►

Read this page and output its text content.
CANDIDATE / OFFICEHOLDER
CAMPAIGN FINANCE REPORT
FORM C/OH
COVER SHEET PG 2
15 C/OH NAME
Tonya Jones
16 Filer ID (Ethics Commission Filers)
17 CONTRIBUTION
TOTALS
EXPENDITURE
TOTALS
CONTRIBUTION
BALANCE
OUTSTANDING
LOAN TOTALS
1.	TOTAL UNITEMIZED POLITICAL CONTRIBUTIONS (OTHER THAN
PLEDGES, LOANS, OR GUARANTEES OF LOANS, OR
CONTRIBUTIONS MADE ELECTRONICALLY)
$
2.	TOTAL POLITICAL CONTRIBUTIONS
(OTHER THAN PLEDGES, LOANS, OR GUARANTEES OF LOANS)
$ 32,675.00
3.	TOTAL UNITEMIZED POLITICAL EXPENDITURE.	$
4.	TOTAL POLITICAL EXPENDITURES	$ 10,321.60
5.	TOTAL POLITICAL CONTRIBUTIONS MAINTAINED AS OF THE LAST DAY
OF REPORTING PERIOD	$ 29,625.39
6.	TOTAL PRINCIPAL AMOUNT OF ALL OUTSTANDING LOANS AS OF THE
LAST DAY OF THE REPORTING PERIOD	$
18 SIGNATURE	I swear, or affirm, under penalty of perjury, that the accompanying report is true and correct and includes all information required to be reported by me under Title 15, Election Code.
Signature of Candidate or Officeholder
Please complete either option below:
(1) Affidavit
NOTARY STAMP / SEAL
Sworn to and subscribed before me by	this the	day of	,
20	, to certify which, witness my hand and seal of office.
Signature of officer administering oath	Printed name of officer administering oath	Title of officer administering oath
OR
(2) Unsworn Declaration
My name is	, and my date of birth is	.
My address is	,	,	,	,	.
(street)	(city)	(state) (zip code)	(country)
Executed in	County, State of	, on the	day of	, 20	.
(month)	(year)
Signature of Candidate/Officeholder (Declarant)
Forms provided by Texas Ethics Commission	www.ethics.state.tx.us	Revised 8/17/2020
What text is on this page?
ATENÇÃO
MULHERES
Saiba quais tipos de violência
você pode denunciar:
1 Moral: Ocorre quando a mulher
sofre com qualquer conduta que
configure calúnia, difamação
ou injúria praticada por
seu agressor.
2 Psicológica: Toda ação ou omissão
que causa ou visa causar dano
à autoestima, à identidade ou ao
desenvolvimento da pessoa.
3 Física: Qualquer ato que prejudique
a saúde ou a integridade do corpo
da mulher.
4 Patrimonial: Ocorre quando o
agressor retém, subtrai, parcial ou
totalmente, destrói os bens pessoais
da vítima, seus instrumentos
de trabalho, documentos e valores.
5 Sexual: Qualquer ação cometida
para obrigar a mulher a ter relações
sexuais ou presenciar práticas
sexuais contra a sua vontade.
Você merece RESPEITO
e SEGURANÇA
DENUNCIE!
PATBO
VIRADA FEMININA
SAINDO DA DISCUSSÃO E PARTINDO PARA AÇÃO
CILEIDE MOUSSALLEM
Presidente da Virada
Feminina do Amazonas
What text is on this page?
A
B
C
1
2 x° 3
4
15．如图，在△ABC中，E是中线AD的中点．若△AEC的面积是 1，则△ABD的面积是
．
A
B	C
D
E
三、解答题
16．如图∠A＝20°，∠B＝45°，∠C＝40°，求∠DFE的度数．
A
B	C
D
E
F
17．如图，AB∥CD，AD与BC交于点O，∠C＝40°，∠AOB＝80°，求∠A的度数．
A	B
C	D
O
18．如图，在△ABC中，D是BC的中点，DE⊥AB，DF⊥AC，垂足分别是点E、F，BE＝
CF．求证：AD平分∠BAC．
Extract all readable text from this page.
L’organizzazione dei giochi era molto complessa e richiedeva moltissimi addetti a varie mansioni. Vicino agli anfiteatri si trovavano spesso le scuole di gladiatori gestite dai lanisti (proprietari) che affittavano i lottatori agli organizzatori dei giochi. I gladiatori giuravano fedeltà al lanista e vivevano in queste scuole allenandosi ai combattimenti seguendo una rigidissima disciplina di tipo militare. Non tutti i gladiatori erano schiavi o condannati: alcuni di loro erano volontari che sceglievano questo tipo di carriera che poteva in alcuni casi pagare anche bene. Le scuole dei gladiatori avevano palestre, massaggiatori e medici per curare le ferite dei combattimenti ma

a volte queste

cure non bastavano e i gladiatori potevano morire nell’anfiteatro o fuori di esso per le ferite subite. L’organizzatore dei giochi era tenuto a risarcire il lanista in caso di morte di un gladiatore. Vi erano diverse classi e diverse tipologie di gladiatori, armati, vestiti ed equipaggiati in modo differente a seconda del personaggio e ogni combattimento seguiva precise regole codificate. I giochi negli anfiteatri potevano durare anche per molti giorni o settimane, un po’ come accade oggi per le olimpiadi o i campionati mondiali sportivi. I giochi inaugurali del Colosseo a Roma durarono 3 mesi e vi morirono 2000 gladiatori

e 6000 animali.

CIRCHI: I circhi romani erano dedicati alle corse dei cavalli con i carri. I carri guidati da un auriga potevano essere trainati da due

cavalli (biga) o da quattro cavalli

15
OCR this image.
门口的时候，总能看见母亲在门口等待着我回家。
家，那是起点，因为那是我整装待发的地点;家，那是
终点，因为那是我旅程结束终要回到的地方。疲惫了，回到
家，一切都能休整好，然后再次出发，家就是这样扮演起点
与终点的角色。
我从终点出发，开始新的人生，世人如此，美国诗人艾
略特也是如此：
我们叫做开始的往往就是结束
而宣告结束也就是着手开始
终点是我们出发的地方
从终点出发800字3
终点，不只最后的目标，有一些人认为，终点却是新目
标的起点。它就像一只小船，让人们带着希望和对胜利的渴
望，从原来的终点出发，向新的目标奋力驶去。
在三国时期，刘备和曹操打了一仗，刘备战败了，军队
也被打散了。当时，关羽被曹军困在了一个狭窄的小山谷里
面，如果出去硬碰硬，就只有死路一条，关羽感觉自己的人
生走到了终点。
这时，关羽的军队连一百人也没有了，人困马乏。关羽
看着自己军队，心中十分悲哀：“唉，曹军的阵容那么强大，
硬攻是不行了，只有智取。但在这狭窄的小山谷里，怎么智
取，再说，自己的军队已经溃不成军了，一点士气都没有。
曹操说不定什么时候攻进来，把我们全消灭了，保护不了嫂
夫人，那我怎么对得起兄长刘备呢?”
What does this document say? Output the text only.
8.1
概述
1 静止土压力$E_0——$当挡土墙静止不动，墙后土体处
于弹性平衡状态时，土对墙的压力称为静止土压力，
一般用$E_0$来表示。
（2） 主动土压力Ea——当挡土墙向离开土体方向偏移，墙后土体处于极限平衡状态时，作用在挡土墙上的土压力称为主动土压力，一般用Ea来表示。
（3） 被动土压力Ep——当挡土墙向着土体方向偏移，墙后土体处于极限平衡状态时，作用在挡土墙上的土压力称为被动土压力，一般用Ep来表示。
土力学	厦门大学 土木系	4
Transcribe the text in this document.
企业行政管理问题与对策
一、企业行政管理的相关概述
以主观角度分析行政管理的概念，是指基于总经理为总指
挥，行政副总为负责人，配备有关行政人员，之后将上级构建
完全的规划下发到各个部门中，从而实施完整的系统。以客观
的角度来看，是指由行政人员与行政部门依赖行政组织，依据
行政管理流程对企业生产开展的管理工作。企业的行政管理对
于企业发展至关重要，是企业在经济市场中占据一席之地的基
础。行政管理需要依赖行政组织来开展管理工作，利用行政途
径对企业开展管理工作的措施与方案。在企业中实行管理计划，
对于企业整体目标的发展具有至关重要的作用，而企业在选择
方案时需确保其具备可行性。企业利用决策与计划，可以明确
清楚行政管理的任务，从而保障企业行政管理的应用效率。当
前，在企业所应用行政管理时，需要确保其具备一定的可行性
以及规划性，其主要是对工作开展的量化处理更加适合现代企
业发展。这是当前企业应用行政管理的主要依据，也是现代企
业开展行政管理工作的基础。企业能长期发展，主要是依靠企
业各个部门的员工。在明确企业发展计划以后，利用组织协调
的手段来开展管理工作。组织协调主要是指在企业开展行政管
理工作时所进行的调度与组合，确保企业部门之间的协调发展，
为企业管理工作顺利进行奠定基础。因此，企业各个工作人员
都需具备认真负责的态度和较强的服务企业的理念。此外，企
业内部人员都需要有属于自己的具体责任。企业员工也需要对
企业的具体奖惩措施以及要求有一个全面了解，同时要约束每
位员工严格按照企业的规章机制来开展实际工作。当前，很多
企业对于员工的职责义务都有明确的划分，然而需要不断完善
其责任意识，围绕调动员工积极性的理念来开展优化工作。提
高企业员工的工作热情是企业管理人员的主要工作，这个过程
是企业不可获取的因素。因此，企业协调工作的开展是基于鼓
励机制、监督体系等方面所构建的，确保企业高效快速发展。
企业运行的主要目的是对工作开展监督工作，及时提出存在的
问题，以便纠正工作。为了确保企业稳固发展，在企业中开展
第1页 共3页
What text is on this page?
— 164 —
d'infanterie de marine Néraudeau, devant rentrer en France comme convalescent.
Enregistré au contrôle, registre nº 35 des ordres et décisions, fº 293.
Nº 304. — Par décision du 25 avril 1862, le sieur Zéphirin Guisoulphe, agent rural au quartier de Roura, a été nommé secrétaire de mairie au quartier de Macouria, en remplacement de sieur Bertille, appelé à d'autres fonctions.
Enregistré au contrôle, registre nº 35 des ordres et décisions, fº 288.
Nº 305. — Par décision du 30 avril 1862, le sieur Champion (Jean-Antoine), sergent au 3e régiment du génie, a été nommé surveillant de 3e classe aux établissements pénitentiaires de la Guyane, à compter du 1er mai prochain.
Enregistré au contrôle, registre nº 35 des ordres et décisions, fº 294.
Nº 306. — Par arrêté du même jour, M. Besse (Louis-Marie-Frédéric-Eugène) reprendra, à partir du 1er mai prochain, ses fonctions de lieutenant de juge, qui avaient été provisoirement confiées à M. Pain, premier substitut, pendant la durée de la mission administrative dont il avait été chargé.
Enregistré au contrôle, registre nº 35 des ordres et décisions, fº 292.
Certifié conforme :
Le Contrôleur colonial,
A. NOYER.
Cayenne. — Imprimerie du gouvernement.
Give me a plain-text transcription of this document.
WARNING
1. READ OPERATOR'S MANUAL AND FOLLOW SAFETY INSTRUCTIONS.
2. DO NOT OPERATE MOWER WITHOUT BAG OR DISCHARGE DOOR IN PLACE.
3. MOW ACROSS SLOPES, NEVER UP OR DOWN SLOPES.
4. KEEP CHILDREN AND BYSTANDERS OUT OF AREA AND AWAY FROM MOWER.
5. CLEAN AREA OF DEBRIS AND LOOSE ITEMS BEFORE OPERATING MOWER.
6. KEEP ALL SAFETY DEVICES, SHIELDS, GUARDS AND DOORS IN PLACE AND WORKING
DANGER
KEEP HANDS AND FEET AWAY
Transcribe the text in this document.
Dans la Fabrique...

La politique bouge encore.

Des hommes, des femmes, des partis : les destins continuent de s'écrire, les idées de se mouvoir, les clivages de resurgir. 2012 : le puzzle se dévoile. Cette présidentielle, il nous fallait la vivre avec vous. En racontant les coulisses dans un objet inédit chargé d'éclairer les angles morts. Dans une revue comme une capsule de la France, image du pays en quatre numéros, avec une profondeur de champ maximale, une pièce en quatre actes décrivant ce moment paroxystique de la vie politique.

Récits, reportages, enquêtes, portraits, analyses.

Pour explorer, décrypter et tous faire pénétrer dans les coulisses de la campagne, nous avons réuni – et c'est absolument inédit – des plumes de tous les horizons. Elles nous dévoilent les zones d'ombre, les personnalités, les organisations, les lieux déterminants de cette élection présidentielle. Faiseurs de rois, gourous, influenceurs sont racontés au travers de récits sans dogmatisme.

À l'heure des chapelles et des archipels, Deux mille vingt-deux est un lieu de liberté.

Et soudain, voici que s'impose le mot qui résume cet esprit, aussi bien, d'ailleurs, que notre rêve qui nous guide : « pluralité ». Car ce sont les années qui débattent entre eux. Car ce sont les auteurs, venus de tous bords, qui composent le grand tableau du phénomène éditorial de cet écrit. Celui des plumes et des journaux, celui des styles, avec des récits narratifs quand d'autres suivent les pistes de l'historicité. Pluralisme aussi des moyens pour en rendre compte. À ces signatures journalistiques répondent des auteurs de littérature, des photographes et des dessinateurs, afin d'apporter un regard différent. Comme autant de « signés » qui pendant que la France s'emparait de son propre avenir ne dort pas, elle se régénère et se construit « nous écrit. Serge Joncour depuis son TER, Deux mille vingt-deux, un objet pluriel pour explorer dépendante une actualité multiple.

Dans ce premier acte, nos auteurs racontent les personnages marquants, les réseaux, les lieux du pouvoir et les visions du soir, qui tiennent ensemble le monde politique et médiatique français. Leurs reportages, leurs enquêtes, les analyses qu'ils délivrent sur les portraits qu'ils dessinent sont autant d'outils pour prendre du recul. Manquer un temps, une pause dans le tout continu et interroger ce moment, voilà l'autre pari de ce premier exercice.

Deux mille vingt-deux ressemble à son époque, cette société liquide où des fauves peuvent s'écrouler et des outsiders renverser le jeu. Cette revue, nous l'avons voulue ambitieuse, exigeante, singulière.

◄

Show the lines of the material that contain the word "THAN".

§ RESPONSE FOR THIS EXERCISE
1.	TOTAL UNITEMIZED POLITICAL CONTRIBUTIONS (OTHER THAN
(OTHER THAN PLEDGES, LOANS, OR GUARANTEES OF LOANS)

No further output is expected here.